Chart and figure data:
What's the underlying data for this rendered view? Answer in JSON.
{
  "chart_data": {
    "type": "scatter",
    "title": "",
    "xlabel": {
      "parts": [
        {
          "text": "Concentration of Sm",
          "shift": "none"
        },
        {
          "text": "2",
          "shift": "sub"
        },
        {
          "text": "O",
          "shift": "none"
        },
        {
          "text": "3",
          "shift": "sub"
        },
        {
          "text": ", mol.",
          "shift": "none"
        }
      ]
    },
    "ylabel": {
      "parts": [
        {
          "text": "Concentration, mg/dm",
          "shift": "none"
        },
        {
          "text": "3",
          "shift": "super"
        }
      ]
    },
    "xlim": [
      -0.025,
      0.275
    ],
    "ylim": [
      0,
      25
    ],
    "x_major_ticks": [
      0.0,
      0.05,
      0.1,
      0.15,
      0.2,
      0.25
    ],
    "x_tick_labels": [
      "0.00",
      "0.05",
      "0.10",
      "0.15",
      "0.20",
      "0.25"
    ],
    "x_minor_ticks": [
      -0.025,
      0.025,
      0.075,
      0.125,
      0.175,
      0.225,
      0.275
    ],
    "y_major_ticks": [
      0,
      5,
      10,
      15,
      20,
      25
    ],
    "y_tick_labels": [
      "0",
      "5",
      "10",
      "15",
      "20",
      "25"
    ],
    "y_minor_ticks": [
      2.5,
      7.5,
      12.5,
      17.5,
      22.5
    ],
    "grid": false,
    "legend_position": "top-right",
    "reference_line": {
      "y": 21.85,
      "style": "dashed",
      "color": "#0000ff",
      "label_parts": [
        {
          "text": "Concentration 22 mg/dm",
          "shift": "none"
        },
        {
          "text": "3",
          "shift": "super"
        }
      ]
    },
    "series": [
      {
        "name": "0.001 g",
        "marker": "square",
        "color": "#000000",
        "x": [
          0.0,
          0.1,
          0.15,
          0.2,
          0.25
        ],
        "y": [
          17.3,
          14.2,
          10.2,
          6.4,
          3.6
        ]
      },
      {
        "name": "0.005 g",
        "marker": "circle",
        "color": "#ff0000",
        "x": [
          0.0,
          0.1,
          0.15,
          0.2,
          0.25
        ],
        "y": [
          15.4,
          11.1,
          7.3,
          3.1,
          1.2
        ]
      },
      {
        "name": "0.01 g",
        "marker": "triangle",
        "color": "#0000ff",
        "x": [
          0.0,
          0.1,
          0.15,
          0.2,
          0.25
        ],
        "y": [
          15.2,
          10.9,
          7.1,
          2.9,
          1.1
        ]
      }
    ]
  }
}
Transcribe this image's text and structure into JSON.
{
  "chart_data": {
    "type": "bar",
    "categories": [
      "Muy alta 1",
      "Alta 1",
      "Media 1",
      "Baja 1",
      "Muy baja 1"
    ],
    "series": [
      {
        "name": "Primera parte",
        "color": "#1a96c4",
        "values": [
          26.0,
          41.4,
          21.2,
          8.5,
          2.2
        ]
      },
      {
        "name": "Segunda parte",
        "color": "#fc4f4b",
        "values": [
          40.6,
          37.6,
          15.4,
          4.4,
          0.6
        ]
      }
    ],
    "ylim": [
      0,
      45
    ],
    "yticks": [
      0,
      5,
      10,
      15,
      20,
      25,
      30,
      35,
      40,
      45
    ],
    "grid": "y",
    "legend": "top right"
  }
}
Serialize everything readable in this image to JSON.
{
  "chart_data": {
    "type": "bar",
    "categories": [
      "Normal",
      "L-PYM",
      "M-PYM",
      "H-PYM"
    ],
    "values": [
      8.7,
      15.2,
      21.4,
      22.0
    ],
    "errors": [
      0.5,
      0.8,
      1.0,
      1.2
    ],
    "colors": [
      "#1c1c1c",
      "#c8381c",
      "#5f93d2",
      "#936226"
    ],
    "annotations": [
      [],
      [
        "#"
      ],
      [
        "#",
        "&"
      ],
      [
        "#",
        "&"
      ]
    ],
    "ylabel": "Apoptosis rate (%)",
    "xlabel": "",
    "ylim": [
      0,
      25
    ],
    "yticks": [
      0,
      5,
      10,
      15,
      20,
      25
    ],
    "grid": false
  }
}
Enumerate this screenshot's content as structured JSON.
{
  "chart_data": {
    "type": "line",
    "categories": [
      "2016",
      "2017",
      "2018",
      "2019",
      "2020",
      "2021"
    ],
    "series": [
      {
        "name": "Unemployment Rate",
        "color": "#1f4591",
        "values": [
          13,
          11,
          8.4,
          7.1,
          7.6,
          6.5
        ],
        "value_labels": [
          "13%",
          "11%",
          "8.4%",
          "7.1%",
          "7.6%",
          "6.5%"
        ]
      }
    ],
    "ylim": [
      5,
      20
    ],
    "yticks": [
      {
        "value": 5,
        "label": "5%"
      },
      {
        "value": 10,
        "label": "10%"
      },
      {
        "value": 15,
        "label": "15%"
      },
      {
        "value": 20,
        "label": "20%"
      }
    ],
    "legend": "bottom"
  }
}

[GOAL] Exactly reproduce all of the entries.

[SOLUTION TO THIS TASK]
What's the underlying data for this rendered view? Answer in JSON.
{
  "chart_data": {
    "type": "scatter",
    "title": "",
    "xlabel": {
      "parts": [
        {
          "text": "Concentration of Sm",
          "shift": "none"
        },
        {
          "text": "2",
          "shift": "sub"
        },
        {
          "text": "O",
          "shift": "none"
        },
        {
          "text": "3",
          "shift": "sub"
        },
        {
          "text": ", mol.",
          "shift": "none"
        }
      ]
    },
    "ylabel": {
      "parts": [
        {
          "text": "Concentration, mg/dm",
          "shift": "none"
        },
        {
          "text": "3",
          "shift": "super"
        }
      ]
    },
    "xlim": [
      -0.025,
      0.275
    ],
    "ylim": [
      0,
      25
    ],
    "x_major_ticks": [
      0.0,
      0.05,
      0.1,
      0.15,
      0.2,
      0.25
    ],
    "x_tick_labels": [
      "0.00",
      "0.05",
      "0.10",
      "0.15",
      "0.20",
      "0.25"
    ],
    "x_minor_ticks": [
      -0.025,
      0.025,
      0.075,
      0.125,
      0.175,
      0.225,
      0.275
    ],
    "y_major_ticks": [
      0,
      5,
      10,
      15,
      20,
      25
    ],
    "y_tick_labels": [
      "0",
      "5",
      "10",
      "15",
      "20",
      "25"
    ],
    "y_minor_ticks": [
      2.5,
      7.5,
      12.5,
      17.5,
      22.5
    ],
    "grid": false,
    "legend_position": "top-right",
    "reference_line": {
      "y": 21.85,
      "style": "dashed",
      "color": "#0000ff",
      "label_parts": [
        {
          "text": "Concentration 22 mg/dm",
          "shift": "none"
        },
        {
          "text": "3",
          "shift": "super"
        }
      ]
    },
    "series": [
      {
        "name": "0.001 g",
        "marker": "square",
        "color": "#000000",
        "x": [
          0.0,
          0.1,
          0.15,
          0.2,
          0.25
        ],
        "y": [
          17.3,
          14.2,
          10.2,
          6.4,
          3.6
        ]
      },
      {
        "name": "0.005 g",
        "marker": "circle",
        "color": "#ff0000",
        "x": [
          0.0,
          0.1,
          0.15,
          0.2,
          0.25
        ],
        "y": [
          15.4,
          11.1,
          7.3,
          3.1,
          1.2
        ]
      },
      {
        "name": "0.01 g",
        "marker": "triangle",
        "color": "#0000ff",
        "x": [
          0.0,
          0.1,
          0.15,
          0.2,
          0.25
        ],
        "y": [
          15.2,
          10.9,
          7.1,
          2.9,
          1.1
        ]
      }
    ]
  }
}
Transcribe this image's text and structure into JSON.
{
  "chart_data": {
    "type": "bar",
    "categories": [
      "Muy alta 1",
      "Alta 1",
      "Media 1",
      "Baja 1",
      "Muy baja 1"
    ],
    "series": [
      {
        "name": "Primera parte",
        "color": "#1a96c4",
        "values": [
          26.0,
          41.4,
          21.2,
          8.5,
          2.2
        ]
      },
      {
        "name": "Segunda parte",
        "color": "#fc4f4b",
        "values": [
          40.6,
          37.6,
          15.4,
          4.4,
          0.6
        ]
      }
    ],
    "ylim": [
      0,
      45
    ],
    "yticks": [
      0,
      5,
      10,
      15,
      20,
      25,
      30,
      35,
      40,
      45
    ],
    "grid": "y",
    "legend": "top right"
  }
}
Serialize everything readable in this image to JSON.
{
  "chart_data": {
    "type": "bar",
    "categories": [
      "Normal",
      "L-PYM",
      "M-PYM",
      "H-PYM"
    ],
    "values": [
      8.7,
      15.2,
      21.4,
      22.0
    ],
    "errors": [
      0.5,
      0.8,
      1.0,
      1.2
    ],
    "colors": [
      "#1c1c1c",
      "#c8381c",
      "#5f93d2",
      "#936226"
    ],
    "annotations": [
      [],
      [
        "#"
      ],
      [
        "#",
        "&"
      ],
      [
        "#",
        "&"
      ]
    ],
    "ylabel": "Apoptosis rate (%)",
    "xlabel": "",
    "ylim": [
      0,
      25
    ],
    "yticks": [
      0,
      5,
      10,
      15,
      20,
      25
    ],
    "grid": false
  }
}
Enumerate this screenshot's content as structured JSON.
{
  "chart_data": {
    "type": "line",
    "categories": [
      "2016",
      "2017",
      "2018",
      "2019",
      "2020",
      "2021"
    ],
    "series": [
      {
        "name": "Unemployment Rate",
        "color": "#1f4591",
        "values": [
          13,
          11,
          8.4,
          7.1,
          7.6,
          6.5
        ],
        "value_labels": [
          "13%",
          "11%",
          "8.4%",
          "7.1%",
          "7.6%",
          "6.5%"
        ]
      }
    ],
    "ylim": [
      5,
      20
    ],
    "yticks": [
      {
        "value": 5,
        "label": "5%"
      },
      {
        "value": 10,
        "label": "10%"
      },
      {
        "value": 15,
        "label": "15%"
      },
      {
        "value": 20,
        "label": "20%"
      }
    ],
    "legend": "bottom"
  }
}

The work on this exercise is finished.